- Task requirements -
Copy each line in the data that includes the word "организации".

Data records
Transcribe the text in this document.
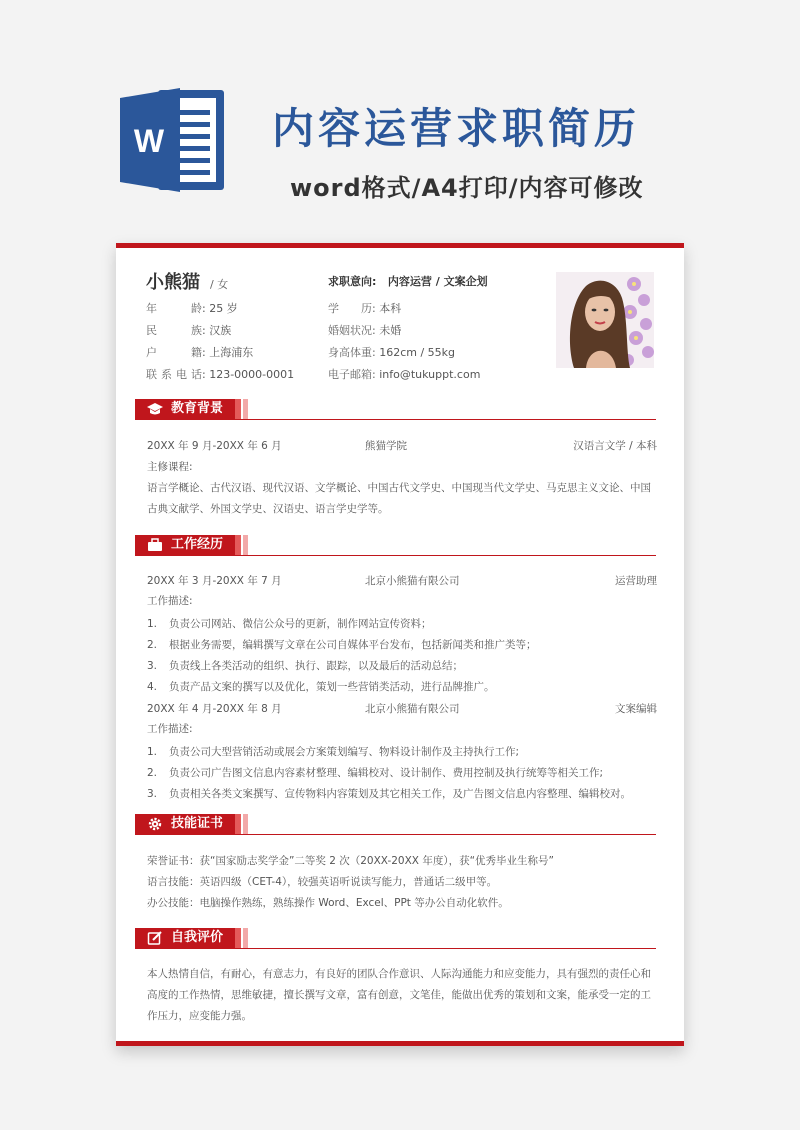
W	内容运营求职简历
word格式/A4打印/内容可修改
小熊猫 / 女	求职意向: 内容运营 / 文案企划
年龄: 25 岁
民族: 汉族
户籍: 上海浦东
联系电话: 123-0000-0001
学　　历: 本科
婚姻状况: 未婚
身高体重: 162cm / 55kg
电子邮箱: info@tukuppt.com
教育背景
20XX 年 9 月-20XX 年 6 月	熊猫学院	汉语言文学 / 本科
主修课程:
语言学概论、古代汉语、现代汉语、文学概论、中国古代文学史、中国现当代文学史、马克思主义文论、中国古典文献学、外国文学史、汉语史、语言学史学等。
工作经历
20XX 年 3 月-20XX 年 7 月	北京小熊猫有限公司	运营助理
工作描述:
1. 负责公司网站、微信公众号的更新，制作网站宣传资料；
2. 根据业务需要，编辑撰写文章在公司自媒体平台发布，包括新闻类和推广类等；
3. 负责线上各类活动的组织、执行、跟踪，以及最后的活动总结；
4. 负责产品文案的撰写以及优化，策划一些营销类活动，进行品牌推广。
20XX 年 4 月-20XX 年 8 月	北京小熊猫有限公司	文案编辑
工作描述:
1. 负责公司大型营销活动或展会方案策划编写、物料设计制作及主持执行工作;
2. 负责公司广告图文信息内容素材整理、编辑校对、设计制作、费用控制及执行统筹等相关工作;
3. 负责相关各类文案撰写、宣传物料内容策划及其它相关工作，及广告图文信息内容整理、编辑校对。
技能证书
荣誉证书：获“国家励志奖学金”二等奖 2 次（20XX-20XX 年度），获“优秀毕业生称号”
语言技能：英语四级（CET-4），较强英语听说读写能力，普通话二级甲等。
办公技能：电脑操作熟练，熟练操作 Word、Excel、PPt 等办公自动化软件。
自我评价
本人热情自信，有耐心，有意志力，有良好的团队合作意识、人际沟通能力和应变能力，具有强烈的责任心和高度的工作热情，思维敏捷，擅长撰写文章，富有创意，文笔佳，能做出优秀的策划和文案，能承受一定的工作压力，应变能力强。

--

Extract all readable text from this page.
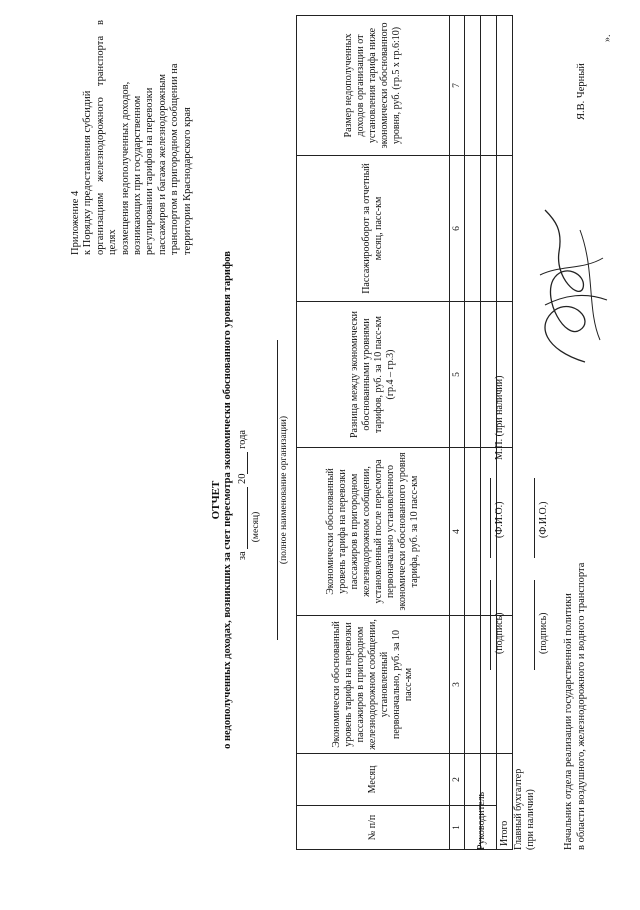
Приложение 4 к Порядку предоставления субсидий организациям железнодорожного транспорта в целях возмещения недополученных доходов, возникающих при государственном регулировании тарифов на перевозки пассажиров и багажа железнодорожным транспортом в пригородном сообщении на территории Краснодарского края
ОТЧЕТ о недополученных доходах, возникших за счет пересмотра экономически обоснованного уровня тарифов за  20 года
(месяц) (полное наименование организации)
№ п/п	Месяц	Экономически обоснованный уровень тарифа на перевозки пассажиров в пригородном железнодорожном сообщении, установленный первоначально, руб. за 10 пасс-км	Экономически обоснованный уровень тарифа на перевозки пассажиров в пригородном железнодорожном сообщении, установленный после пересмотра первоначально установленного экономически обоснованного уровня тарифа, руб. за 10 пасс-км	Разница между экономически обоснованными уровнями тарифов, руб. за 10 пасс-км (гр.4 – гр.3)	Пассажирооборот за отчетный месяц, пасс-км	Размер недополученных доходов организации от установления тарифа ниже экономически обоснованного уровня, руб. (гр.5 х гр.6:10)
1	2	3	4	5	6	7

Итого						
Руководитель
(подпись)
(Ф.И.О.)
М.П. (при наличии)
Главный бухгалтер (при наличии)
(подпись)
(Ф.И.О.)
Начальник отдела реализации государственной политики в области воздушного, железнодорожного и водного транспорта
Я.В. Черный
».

- Exercise solution -
(месяц) (полное наименование организации)
№ п/п	Месяц	Экономически обоснованный уровень тарифа на перевозки пассажиров в пригородном железнодорожном сообщении, установленный первоначально, руб. за 10 пасс-км	Экономически обоснованный уровень тарифа на перевозки пассажиров в пригородном железнодорожном сообщении, установленный после пересмотра первоначально установленного экономически обоснованного уровня тарифа, руб. за 10 пасс-км	Разница между экономически обоснованными уровнями тарифов, руб. за 10 пасс-км (гр.4 – гр.3)	Пассажирооборот за отчетный месяц, пасс-км	Размер недополученных доходов организации от установления тарифа ниже экономически обоснованного уровня, руб. (гр.5 х гр.6:10)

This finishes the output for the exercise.